→ **Written instruction**
The data must be written out once more, precisely as given.

Data for this exercise start

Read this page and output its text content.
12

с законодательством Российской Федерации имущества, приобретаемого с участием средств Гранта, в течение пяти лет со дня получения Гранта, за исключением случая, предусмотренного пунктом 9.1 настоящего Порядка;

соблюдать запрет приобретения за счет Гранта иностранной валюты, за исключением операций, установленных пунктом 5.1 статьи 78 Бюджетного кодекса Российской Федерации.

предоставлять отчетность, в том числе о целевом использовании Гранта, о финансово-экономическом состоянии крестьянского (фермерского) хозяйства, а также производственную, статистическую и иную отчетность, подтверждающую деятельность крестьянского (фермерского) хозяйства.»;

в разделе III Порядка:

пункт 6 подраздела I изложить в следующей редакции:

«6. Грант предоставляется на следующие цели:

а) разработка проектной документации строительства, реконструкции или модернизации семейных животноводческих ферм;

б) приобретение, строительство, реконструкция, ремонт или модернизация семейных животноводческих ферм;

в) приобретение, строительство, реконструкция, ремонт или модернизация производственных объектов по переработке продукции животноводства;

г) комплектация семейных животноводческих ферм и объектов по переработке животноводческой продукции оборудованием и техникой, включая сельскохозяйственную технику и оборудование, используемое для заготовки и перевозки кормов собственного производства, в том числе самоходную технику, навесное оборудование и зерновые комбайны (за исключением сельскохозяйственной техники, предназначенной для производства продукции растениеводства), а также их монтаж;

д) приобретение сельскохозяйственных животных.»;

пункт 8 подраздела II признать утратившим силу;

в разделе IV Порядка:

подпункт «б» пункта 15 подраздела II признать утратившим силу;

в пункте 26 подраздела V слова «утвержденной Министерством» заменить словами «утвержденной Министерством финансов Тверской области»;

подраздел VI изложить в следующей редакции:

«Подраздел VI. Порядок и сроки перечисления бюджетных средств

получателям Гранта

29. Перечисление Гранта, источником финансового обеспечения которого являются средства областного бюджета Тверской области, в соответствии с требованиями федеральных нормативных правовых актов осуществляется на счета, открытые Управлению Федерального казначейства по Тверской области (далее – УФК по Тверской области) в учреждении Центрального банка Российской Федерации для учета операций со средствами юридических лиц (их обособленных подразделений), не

Data for this exercise end

→ **Written response**
Read this page and output its text content.
12

с законодательством Российской Федерации имущества, приобретаемого с участием средств Гранта, в течение пяти лет со дня получения Гранта, за исключением случая, предусмотренного пунктом 9.1 настоящего Порядка;

соблюдать запрет приобретения за счет Гранта иностранной валюты, за исключением операций, установленных пунктом 5.1 статьи 78 Бюджетного кодекса Российской Федерации.

предоставлять отчетность, в том числе о целевом использовании Гранта, о финансово-экономическом состоянии крестьянского (фермерского) хозяйства, а также производственную, статистическую и иную отчетность, подтверждающую деятельность крестьянского (фермерского) хозяйства.»;

в разделе III Порядка:

пункт 6 подраздела I изложить в следующей редакции:

«6. Грант предоставляется на следующие цели:

а) разработка проектной документации строительства, реконструкции или модернизации семейных животноводческих ферм;

б) приобретение, строительство, реконструкция, ремонт или модернизация семейных животноводческих ферм;

в) приобретение, строительство, реконструкция, ремонт или модернизация производственных объектов по переработке продукции животноводства;

г) комплектация семейных животноводческих ферм и объектов по переработке животноводческой продукции оборудованием и техникой, включая сельскохозяйственную технику и оборудование, используемое для заготовки и перевозки кормов собственного производства, в том числе самоходную технику, навесное оборудование и зерновые комбайны (за исключением сельскохозяйственной техники, предназначенной для производства продукции растениеводства), а также их монтаж;

д) приобретение сельскохозяйственных животных.»;

пункт 8 подраздела II признать утратившим силу;

в разделе IV Порядка:

подпункт «б» пункта 15 подраздела II признать утратившим силу;

в пункте 26 подраздела V слова «утвержденной Министерством» заменить словами «утвержденной Министерством финансов Тверской области»;

подраздел VI изложить в следующей редакции:

«Подраздел VI. Порядок и сроки перечисления бюджетных средств

получателям Гранта

29. Перечисление Гранта, источником финансового обеспечения которого являются средства областного бюджета Тверской области, в соответствии с требованиями федеральных нормативных правовых актов осуществляется на счета, открытые Управлению Федерального казначейства по Тверской области (далее – УФК по Тверской области) в учреждении Центрального банка Российской Федерации для учета операций со средствами юридических лиц (их обособленных подразделений), не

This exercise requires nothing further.